## start Text extract

Monday, August 20, 2007

Big Trees

Yep, these trees are big. Looky:



This one is the biggest tree in the world, the General Sherman Sequoia:


When you're standing by it -- or rather, by the fence that prevents you from getting too close to it -- it's hard to believe it could be not merely the largest tree, but the biggest living thing in the entire world. How crazy is that? Looking at it, standing by it, somehow, it doesn't seem that big. It's not the tallest tree (it's "only" 275 ft), and it doesn't have the biggest circumference ("only" 102 feet), but all in all it manages to have the highest volume of wood in cubic feet: 52,508. And it's not that it's not impressive, it's just that somehow my brain couldn't really compute that it was that big. I had the same feeling at the Grand Canyon, but for a different reason. I mean, the Grand Canyon does look that big. So big, in fact, that its depth kind of flattens itself out, like the human eye can't quite. . . I don't know, triangulate something of that scope. But the Sherman tree wasn't quite as impressive as I expected.

But what was impressive was just walking through the Giant Forest. The trees in the Giant Forest don't have fences around them like the General Sherman do, and you can get close, and also, they're all around you, making you feel the size of a bug. The overall effect is incredible.

This is all at Sequoia National Park in the Sierra Nevadas. Sequoia is adjacent to King's Canyon National Park, which is vast and does not appear to be crossed by a single road. I could be wrong, but on the map it doesn't look like it. Being up in the mountains on a day trip, hitting only high-volume tourist sites, really made me want to go on a backcountry trip, which I've done only a couple of times in my life. I always want to start camping again, but we just haven't gotten around to it, and dang it, that must change.

Some basic Sequioa facts: they are not the same thing as redwood trees. A lot of people think they are; they're related but distinct. Redwoods grow only at the coast. Sequoias grow nowhere else on Earth but here in the Sierras, at around 6500 feet. Unlike redwoods. they are brittle and make crap lumber. In fact, when they topple, they tend to bust into a bunch of pieces. (Idiots logged the hell out of them anyway.) They are virtually indestructible. They're highly fire-resistant, they self-heal from forest fires (which are an essential part of their ecology and the main way their seeds are released from their cones) and are totally pest-resistant. The only natural cause of death of a Sequoia is toppling, which is not unusual, since they are really big and have really shallow roots, like redwoods, which are likened to a pin standing on its head.

## end Text extract

Parts of the exercise
(1) According to the Big Trees text, how tall is the General Sherman Sequoia?
(2) Write out the part of the Big Trees text that begins with the words containing "This is all" and ends with "that must change.".

## start Provided material

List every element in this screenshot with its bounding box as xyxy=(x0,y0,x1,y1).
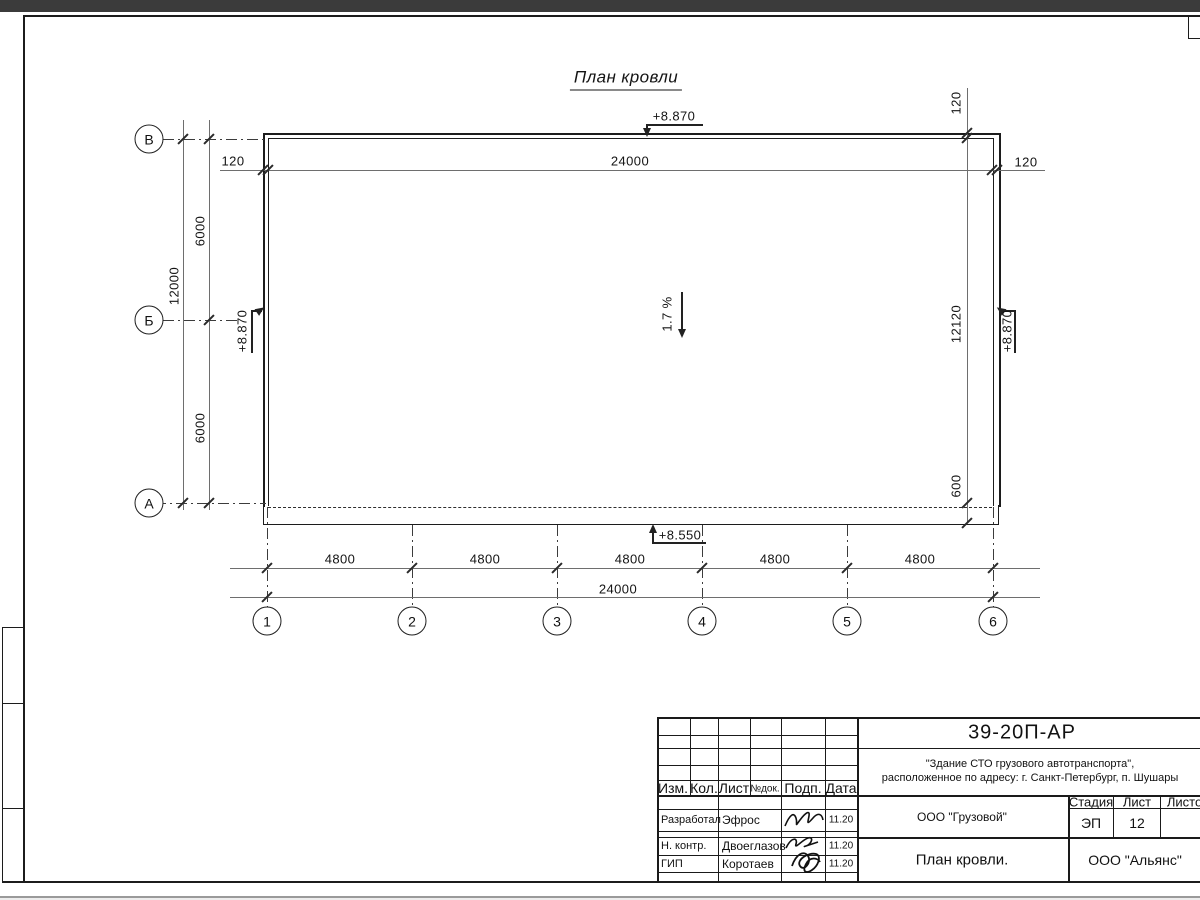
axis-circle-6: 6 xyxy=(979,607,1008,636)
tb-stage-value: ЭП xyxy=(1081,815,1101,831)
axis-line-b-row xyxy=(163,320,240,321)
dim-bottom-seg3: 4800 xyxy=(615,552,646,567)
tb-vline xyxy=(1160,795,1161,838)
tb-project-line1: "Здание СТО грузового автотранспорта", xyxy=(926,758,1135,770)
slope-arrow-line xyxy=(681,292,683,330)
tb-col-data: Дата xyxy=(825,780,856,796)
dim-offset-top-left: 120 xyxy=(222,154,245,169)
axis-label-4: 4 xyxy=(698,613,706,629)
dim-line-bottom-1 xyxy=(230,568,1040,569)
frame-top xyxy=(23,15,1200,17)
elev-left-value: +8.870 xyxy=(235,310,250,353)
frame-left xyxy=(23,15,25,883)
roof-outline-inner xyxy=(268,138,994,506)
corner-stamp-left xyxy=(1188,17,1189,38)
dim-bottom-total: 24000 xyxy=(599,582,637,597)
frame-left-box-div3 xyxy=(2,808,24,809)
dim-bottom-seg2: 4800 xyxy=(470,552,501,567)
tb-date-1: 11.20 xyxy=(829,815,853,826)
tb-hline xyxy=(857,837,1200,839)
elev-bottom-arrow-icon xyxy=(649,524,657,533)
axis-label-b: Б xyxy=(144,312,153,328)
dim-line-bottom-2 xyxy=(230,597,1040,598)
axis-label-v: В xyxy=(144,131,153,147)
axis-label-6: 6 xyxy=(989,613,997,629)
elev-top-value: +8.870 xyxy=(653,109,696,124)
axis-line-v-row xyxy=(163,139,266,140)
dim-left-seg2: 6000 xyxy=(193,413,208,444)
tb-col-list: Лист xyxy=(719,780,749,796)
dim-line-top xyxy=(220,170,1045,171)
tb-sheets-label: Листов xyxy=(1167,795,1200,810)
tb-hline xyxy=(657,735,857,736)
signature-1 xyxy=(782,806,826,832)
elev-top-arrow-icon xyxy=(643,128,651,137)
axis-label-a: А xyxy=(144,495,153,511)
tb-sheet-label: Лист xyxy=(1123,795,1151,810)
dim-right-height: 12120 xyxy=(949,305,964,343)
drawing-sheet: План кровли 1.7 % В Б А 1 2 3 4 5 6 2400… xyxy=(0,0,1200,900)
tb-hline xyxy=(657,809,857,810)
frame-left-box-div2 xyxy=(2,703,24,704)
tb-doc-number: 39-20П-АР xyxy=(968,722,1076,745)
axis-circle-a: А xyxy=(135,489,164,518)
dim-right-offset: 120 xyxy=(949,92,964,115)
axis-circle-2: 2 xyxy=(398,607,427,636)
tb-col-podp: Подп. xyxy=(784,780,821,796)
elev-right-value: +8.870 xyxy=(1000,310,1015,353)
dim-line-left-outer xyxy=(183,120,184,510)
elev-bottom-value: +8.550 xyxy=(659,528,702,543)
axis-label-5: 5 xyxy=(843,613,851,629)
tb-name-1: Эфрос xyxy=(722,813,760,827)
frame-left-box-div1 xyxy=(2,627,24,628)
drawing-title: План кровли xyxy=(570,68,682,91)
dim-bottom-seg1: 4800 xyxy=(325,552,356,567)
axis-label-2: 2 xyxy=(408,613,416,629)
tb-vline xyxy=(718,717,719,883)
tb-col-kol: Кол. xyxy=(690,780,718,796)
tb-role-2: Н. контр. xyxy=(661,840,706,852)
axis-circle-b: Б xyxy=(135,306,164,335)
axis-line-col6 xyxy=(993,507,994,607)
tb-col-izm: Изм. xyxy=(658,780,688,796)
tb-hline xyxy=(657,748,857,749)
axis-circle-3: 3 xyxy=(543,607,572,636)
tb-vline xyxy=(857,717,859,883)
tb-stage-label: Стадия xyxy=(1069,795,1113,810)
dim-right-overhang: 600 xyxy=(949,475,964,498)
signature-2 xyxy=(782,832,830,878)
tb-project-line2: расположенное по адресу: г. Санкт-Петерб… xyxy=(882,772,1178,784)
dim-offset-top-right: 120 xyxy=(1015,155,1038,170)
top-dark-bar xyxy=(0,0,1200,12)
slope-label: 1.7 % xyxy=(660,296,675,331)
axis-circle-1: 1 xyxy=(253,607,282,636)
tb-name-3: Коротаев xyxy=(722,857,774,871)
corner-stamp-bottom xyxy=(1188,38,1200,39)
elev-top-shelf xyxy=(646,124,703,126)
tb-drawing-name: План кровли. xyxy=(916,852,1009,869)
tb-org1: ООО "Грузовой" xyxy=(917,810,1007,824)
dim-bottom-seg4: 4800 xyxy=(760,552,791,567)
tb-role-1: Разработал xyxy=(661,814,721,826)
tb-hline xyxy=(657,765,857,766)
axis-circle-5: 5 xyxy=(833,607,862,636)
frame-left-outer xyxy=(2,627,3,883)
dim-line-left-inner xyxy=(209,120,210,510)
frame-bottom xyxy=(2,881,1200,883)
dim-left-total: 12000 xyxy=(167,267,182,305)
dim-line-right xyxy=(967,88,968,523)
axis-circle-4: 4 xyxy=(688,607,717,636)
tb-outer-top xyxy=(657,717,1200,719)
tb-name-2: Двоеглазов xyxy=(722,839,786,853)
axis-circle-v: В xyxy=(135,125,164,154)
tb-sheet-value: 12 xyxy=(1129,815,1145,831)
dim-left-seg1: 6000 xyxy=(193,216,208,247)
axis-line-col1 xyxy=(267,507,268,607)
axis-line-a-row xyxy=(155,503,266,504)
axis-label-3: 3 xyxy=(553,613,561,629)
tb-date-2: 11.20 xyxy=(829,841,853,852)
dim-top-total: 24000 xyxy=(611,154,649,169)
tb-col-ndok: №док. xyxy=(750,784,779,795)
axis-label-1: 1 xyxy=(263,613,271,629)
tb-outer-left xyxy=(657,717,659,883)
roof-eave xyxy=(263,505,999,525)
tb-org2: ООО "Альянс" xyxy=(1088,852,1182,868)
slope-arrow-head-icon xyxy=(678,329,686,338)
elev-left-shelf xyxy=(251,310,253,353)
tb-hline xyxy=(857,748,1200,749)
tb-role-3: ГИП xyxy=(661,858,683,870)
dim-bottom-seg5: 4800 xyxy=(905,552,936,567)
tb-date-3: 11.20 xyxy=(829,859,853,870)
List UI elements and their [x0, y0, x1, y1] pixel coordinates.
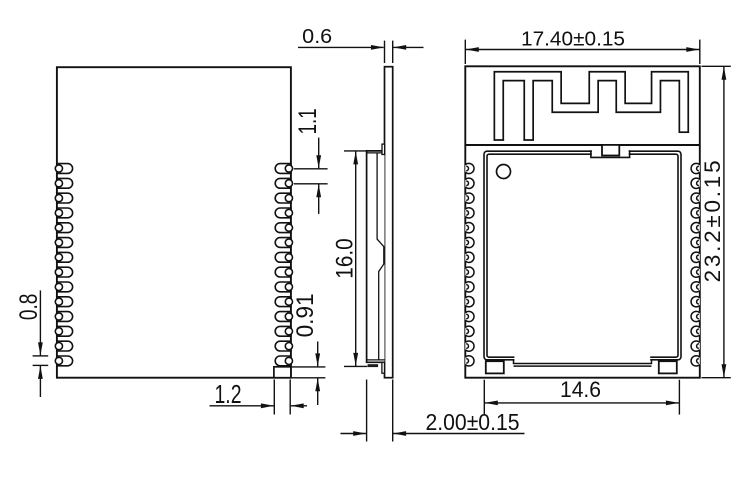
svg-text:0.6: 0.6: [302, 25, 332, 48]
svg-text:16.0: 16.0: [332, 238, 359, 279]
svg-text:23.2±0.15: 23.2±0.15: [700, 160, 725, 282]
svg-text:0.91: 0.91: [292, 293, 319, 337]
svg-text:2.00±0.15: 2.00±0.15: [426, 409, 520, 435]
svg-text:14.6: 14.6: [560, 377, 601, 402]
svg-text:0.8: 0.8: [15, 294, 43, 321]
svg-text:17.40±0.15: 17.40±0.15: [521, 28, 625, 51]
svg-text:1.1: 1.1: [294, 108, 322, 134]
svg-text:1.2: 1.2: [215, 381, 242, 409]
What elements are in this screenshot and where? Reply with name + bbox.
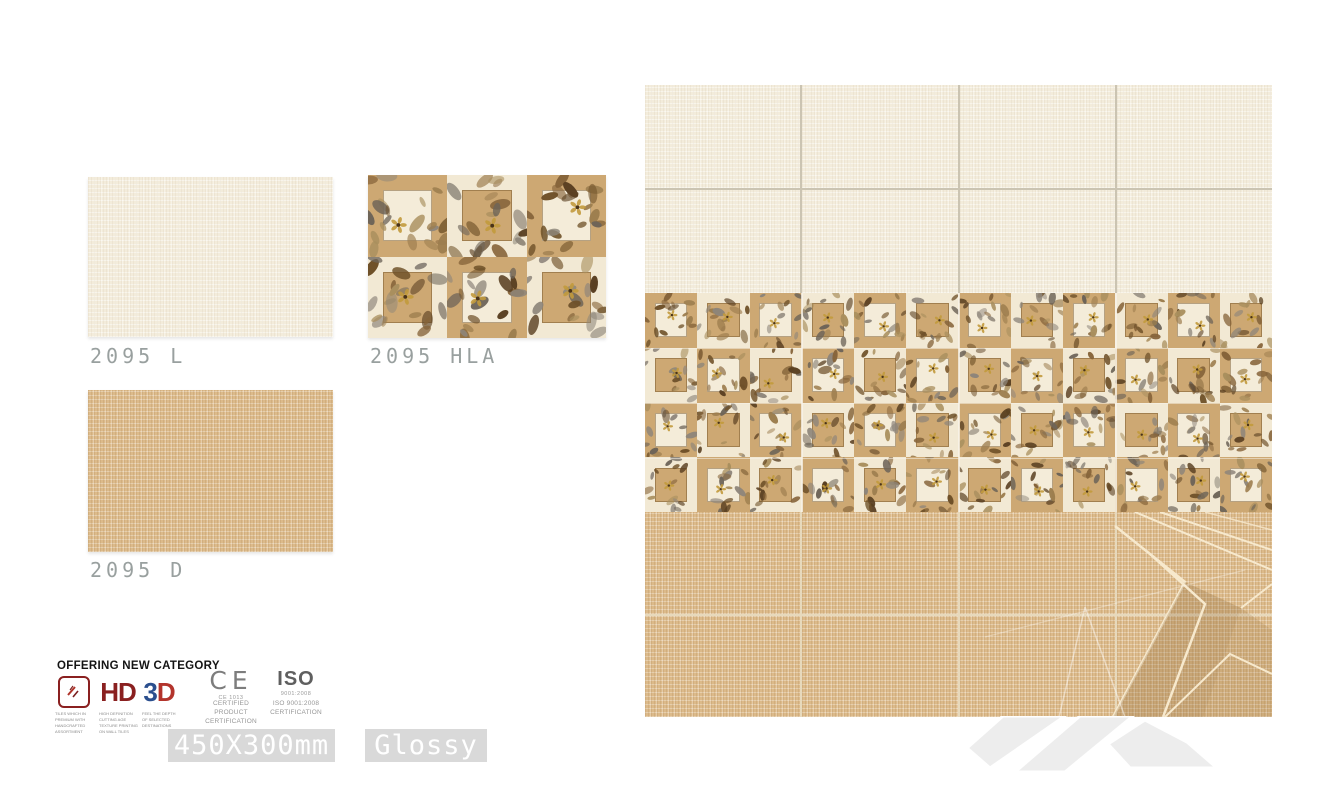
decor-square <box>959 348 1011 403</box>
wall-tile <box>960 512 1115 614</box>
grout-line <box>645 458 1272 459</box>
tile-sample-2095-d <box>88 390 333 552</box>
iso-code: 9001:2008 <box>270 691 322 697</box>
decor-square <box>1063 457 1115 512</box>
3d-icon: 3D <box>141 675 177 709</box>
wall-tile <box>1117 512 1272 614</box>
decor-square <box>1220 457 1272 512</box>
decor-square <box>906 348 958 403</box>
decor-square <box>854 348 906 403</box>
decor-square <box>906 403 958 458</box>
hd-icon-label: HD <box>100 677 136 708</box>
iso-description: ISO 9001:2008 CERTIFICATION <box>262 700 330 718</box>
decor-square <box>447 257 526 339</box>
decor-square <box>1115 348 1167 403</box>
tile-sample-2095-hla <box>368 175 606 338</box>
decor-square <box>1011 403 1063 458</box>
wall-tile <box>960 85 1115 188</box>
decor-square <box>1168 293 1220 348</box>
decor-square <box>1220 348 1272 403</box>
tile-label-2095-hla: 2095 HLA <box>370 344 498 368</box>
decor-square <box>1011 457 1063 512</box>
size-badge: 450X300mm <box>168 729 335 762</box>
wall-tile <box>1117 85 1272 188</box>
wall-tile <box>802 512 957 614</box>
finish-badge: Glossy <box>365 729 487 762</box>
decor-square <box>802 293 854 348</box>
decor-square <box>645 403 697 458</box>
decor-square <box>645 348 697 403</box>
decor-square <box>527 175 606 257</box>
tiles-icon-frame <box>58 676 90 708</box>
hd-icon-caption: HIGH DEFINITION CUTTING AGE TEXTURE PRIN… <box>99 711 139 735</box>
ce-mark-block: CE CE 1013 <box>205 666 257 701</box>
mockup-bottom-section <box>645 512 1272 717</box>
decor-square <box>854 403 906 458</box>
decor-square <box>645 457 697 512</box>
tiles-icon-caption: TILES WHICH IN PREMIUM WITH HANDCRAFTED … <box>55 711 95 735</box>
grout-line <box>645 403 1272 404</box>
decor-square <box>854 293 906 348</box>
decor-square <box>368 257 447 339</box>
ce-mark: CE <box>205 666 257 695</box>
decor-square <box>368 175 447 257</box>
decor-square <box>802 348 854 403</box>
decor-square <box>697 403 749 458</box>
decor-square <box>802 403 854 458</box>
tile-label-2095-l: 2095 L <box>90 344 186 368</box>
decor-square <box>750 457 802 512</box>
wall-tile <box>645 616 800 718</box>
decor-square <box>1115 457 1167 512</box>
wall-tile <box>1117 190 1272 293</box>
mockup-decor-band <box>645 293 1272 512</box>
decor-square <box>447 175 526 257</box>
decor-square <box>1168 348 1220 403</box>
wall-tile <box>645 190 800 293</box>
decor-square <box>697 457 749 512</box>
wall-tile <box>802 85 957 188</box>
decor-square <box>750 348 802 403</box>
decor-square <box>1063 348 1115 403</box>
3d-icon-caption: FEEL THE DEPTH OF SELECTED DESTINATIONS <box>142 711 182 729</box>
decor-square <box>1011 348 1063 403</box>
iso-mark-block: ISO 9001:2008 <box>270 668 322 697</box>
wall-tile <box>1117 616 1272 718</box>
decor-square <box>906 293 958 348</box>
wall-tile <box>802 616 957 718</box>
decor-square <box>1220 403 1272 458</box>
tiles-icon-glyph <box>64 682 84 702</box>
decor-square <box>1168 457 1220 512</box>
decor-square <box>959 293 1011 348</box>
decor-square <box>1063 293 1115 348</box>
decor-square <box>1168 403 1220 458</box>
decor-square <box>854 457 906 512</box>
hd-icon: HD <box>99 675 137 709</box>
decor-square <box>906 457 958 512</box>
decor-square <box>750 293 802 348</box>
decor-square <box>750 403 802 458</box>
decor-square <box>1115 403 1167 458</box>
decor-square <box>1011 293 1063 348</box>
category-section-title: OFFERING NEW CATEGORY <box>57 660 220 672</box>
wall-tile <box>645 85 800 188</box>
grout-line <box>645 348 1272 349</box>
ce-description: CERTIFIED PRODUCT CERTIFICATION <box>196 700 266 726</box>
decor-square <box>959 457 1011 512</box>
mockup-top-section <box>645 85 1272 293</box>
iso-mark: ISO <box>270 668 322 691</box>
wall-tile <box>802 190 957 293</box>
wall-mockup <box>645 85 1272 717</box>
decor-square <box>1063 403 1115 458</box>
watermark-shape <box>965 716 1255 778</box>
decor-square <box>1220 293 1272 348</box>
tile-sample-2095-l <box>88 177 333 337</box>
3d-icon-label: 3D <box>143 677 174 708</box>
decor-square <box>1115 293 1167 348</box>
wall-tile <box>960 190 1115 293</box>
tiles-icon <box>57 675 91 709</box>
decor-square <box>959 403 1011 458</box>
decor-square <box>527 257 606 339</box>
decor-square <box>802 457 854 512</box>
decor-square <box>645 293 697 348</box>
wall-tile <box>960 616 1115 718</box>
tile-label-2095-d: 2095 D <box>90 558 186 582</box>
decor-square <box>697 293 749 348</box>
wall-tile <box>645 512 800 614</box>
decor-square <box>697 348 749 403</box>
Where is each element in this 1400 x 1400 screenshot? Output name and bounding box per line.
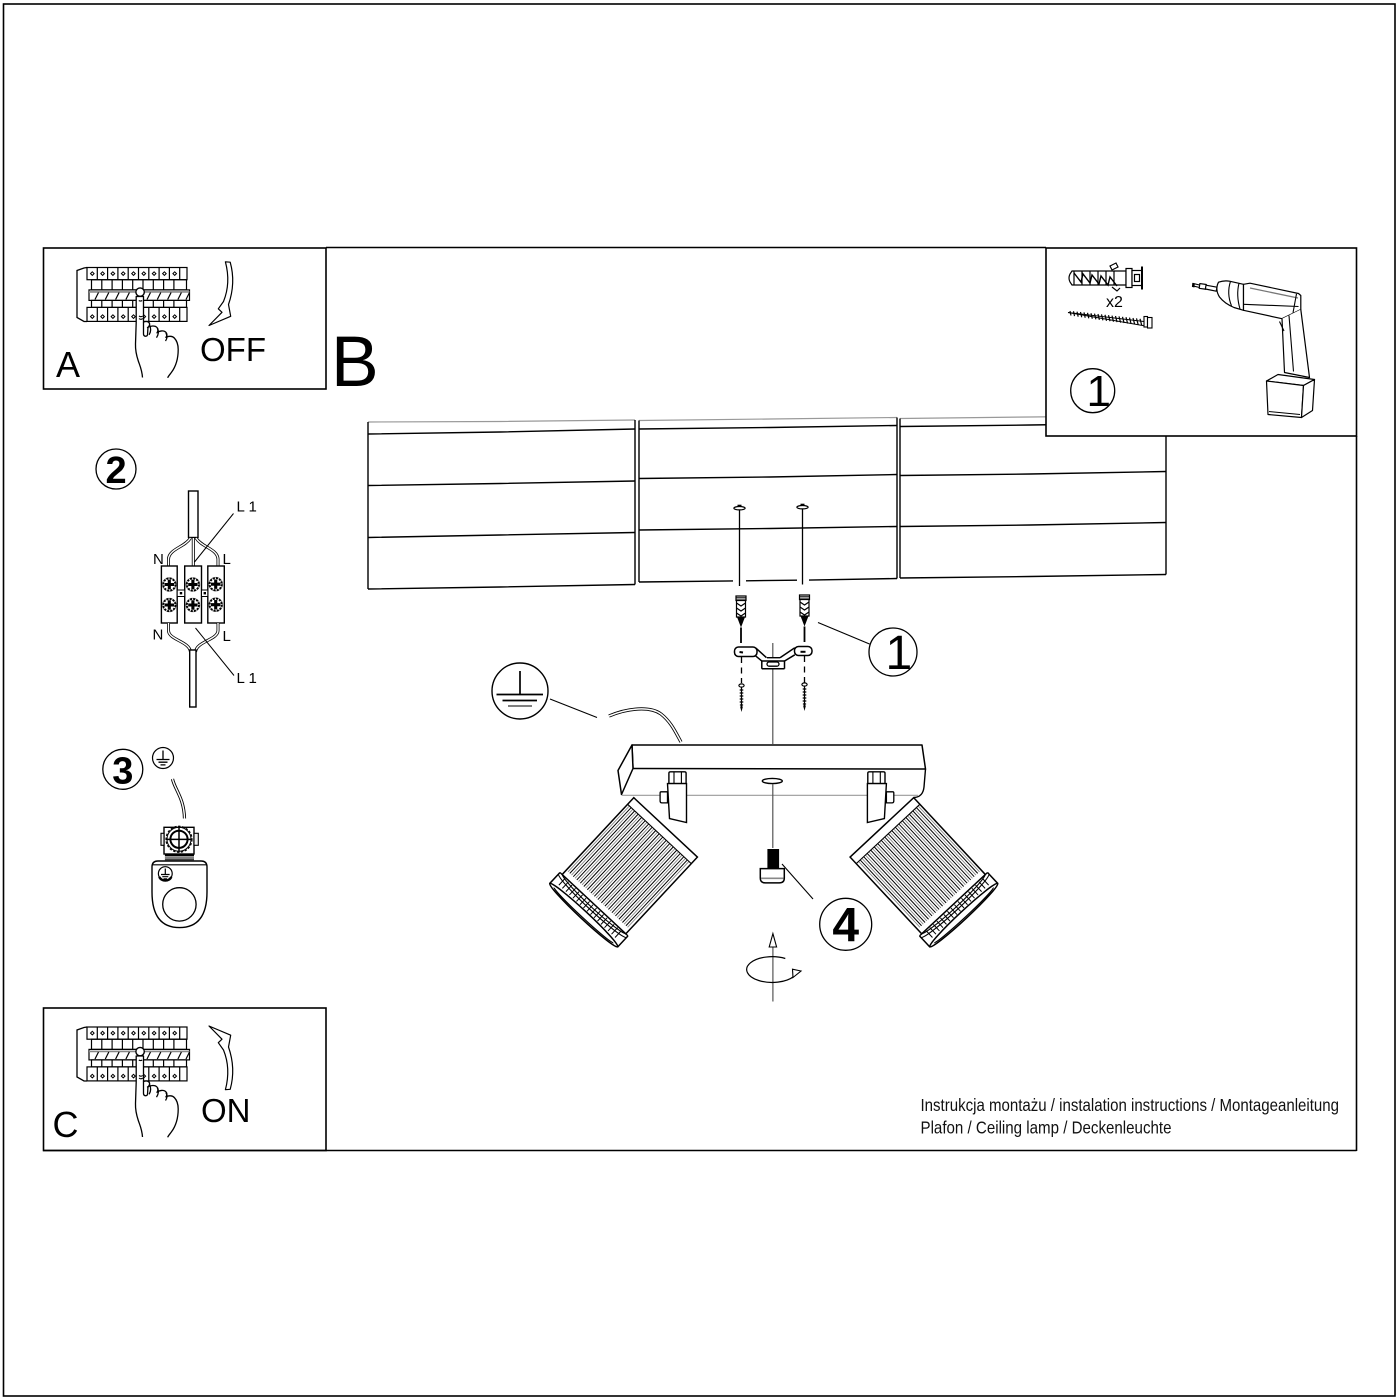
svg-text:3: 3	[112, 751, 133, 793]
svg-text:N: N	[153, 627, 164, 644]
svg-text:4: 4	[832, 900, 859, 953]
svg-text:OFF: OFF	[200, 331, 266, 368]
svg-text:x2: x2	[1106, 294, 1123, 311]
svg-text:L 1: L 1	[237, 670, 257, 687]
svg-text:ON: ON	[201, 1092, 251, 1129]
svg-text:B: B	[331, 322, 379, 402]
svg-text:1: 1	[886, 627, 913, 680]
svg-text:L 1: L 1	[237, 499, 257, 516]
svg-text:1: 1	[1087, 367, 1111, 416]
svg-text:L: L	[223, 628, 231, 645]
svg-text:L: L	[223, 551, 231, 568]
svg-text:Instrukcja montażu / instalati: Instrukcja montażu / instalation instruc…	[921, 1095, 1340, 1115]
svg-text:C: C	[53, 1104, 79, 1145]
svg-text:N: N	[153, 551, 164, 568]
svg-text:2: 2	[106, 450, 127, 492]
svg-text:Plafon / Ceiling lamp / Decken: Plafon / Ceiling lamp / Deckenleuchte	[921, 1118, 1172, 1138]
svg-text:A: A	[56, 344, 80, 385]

## end Provided material

Exercise answers
(1) 275 feet

(2)
This is all at Sequoia National Park in the Sierra Nevadas. Sequoia is adjacent to King's Canyon National Park, which is vast and does not appear to be crossed by a single road. I could be wrong, but on the map it doesn't look like it. Being up in the mountains on a day trip, hitting only high-volume tourist sites, really made me want to go on a backcountry trip, which I've done only a couple of times in my life. I always want to start camping again, but we just haven't gotten around to it, and dang it, that must change.